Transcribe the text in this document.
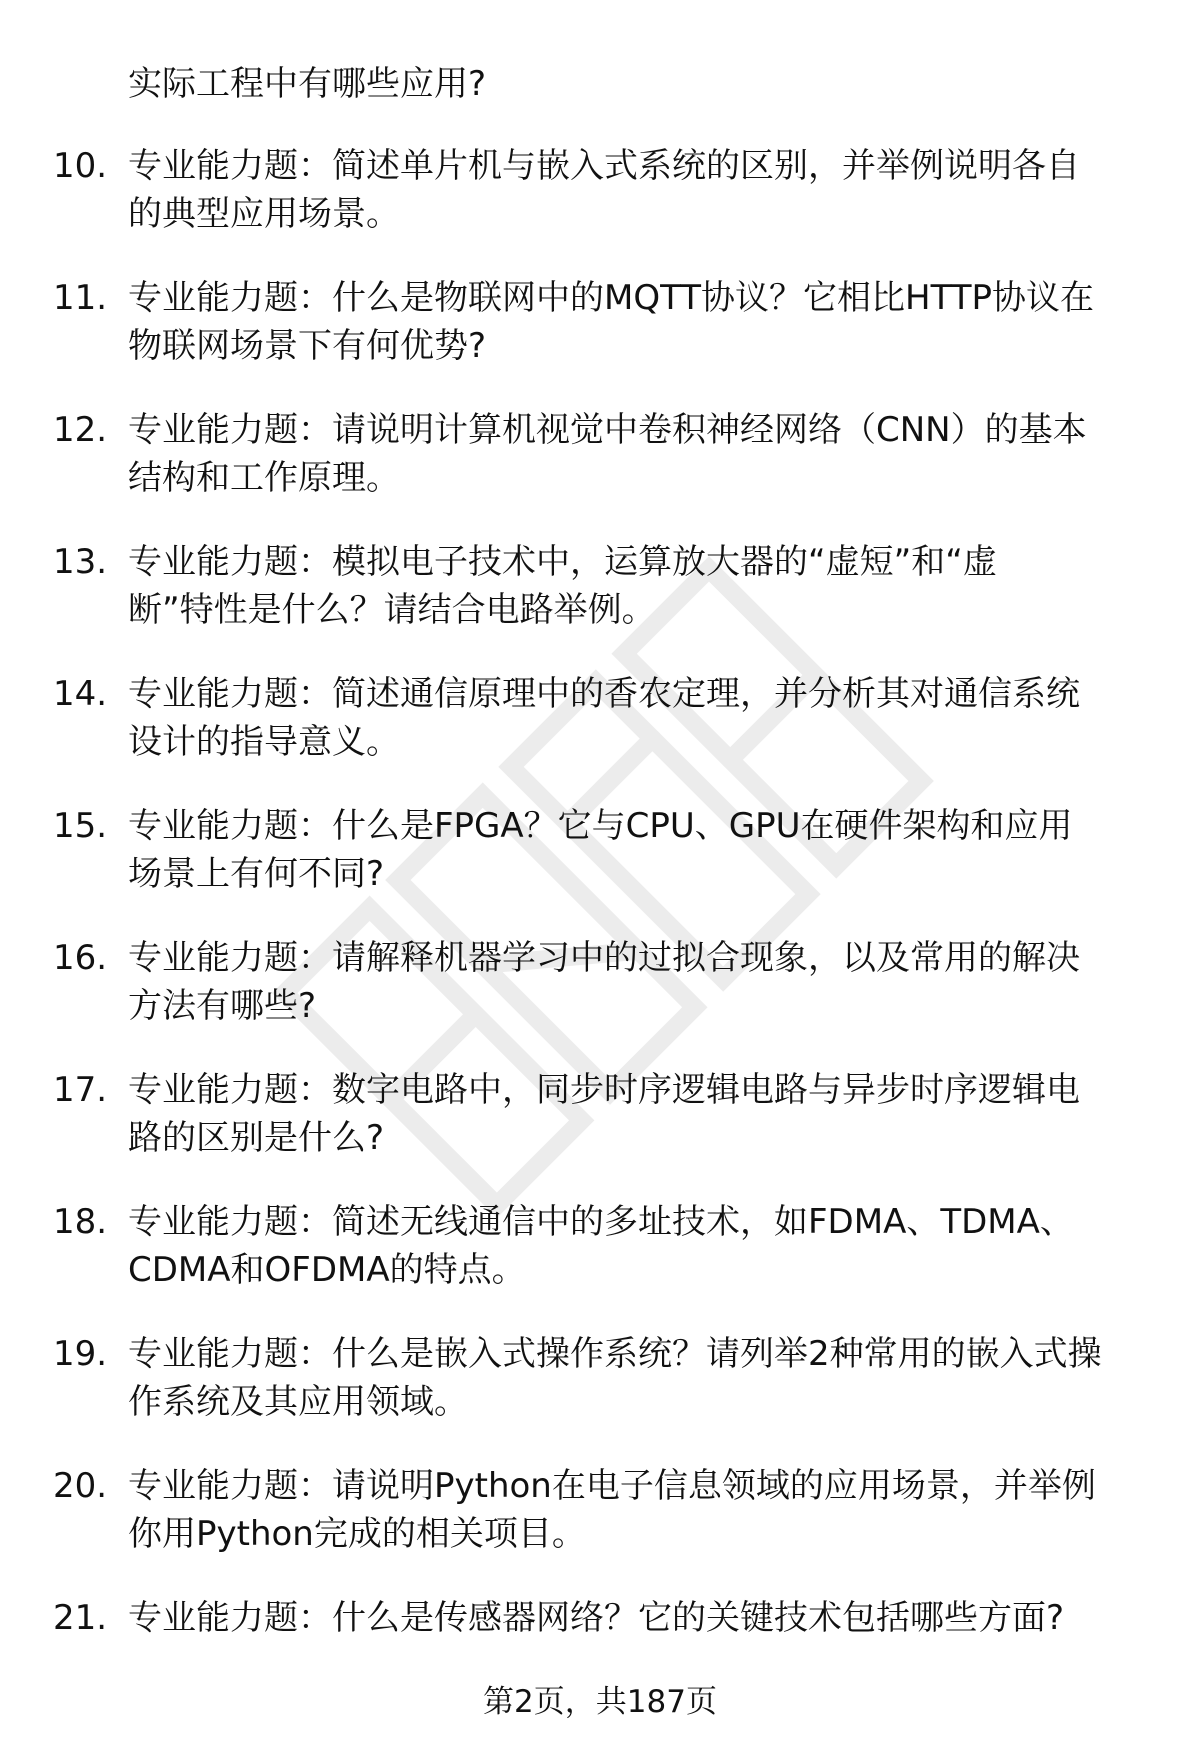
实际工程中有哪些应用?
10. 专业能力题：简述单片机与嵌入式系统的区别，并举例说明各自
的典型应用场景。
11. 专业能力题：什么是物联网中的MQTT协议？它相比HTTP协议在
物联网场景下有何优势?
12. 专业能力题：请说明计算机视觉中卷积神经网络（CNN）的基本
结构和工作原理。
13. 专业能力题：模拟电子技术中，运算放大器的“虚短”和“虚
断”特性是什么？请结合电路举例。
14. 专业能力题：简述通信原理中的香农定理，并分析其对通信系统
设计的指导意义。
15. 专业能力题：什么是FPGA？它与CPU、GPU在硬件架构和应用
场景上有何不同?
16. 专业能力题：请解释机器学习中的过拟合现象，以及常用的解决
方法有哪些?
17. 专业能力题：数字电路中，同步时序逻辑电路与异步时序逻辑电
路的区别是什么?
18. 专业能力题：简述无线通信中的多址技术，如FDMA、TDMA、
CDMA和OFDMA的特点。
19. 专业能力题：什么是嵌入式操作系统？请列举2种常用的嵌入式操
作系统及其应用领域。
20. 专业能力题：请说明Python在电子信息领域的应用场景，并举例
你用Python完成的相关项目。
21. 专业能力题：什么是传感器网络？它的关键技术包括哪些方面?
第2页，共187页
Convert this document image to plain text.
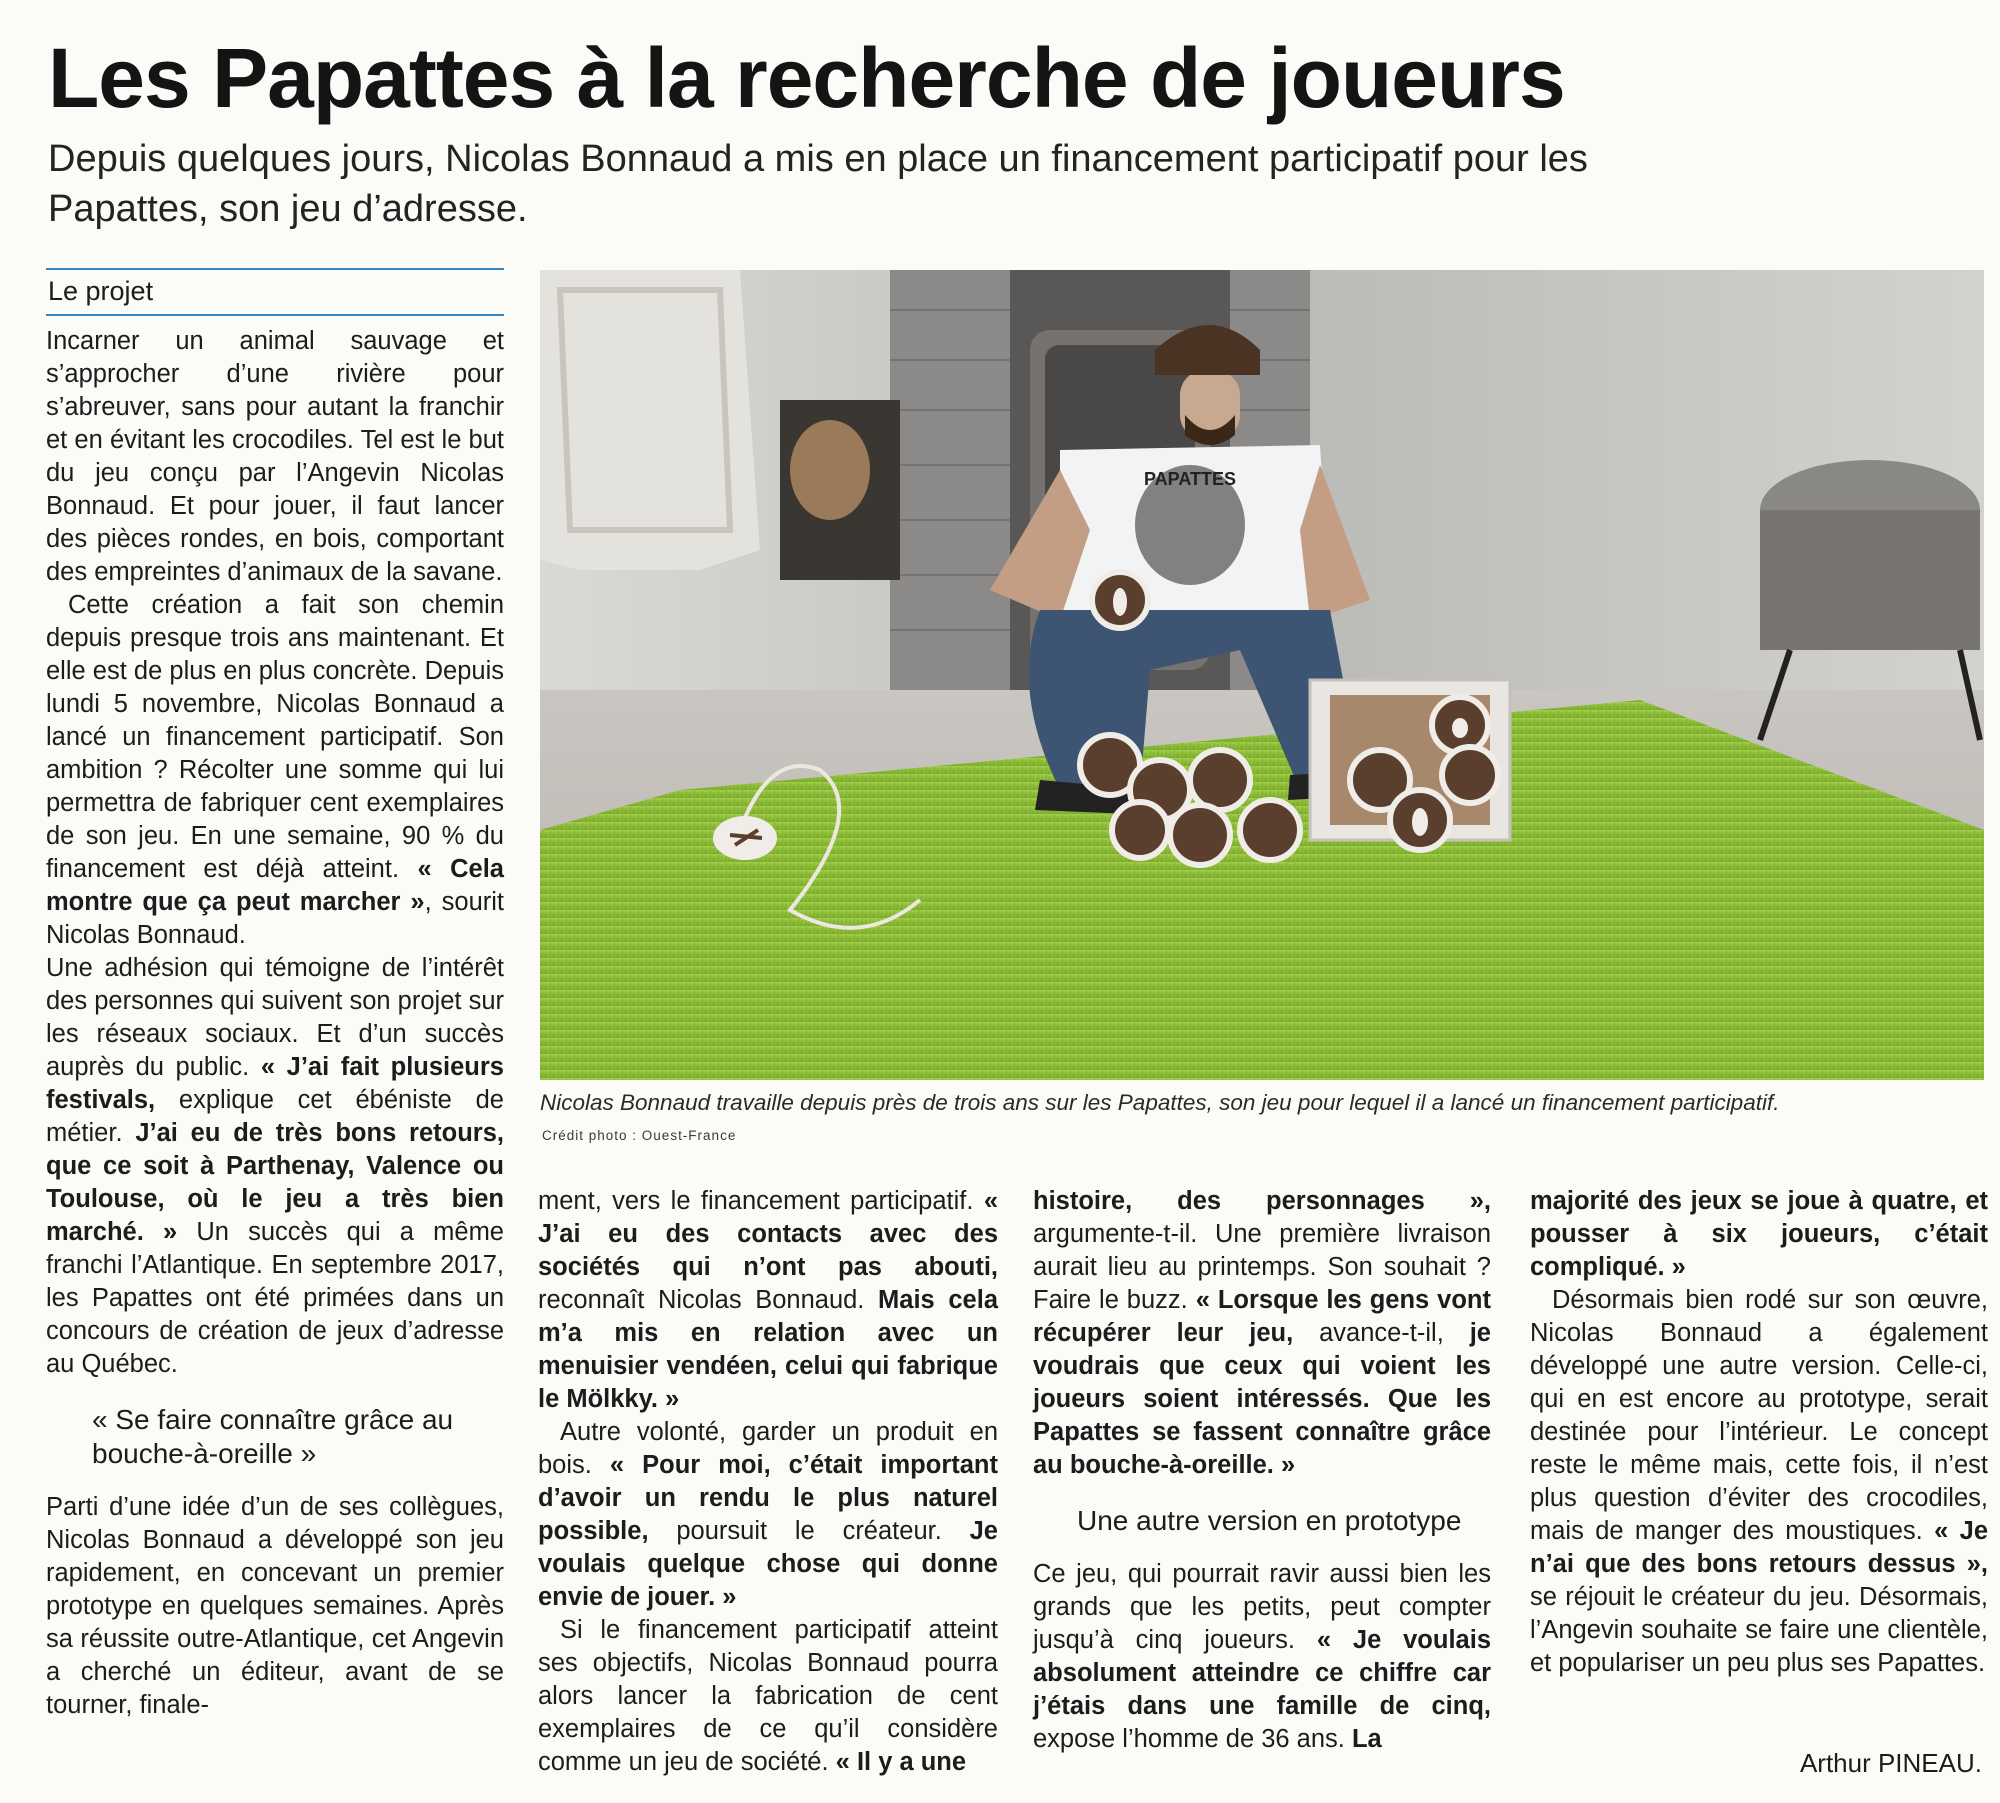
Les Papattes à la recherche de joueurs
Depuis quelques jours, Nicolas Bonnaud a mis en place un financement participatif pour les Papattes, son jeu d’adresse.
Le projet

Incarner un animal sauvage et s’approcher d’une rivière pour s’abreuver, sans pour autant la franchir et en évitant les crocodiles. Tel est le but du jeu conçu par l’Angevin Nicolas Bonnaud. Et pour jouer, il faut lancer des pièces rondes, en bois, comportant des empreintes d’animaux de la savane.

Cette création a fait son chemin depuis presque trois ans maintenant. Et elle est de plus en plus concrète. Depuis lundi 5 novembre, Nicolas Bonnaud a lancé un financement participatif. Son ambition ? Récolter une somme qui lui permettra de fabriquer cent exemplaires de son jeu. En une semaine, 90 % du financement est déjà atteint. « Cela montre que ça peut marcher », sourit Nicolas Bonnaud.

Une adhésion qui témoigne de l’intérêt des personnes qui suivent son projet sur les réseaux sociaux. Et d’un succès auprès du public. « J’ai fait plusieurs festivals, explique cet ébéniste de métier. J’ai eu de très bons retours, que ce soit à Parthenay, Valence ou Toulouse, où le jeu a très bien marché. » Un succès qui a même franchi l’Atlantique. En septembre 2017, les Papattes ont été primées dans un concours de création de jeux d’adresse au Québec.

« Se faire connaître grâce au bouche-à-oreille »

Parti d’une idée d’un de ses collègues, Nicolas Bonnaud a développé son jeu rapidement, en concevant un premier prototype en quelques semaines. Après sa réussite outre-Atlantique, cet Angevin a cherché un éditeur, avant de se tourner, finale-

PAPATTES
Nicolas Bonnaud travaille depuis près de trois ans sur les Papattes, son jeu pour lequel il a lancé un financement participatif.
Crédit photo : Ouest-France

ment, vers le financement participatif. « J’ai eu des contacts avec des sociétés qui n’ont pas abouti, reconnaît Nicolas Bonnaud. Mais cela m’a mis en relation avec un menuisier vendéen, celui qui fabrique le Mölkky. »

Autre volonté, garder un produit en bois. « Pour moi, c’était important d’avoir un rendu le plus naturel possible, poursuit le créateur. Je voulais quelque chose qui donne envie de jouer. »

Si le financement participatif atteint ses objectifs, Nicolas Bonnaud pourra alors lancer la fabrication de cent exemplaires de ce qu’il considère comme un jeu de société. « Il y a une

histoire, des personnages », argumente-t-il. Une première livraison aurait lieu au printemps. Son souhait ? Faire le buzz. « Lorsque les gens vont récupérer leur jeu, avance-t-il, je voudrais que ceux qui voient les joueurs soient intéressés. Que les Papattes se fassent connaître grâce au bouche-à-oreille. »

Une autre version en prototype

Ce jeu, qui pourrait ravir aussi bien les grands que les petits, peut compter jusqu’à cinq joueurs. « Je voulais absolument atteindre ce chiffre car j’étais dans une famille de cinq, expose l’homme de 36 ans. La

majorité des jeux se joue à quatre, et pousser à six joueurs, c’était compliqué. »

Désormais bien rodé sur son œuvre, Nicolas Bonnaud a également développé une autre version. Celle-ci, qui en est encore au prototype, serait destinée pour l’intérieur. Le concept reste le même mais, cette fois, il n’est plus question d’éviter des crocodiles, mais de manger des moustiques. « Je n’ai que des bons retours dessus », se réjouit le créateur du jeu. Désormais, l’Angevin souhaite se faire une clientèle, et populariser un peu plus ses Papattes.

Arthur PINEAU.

■ Given problem
Lines containing the string "Atlantique" should be counted; reply with their number and nothing more.

■ Task answer
2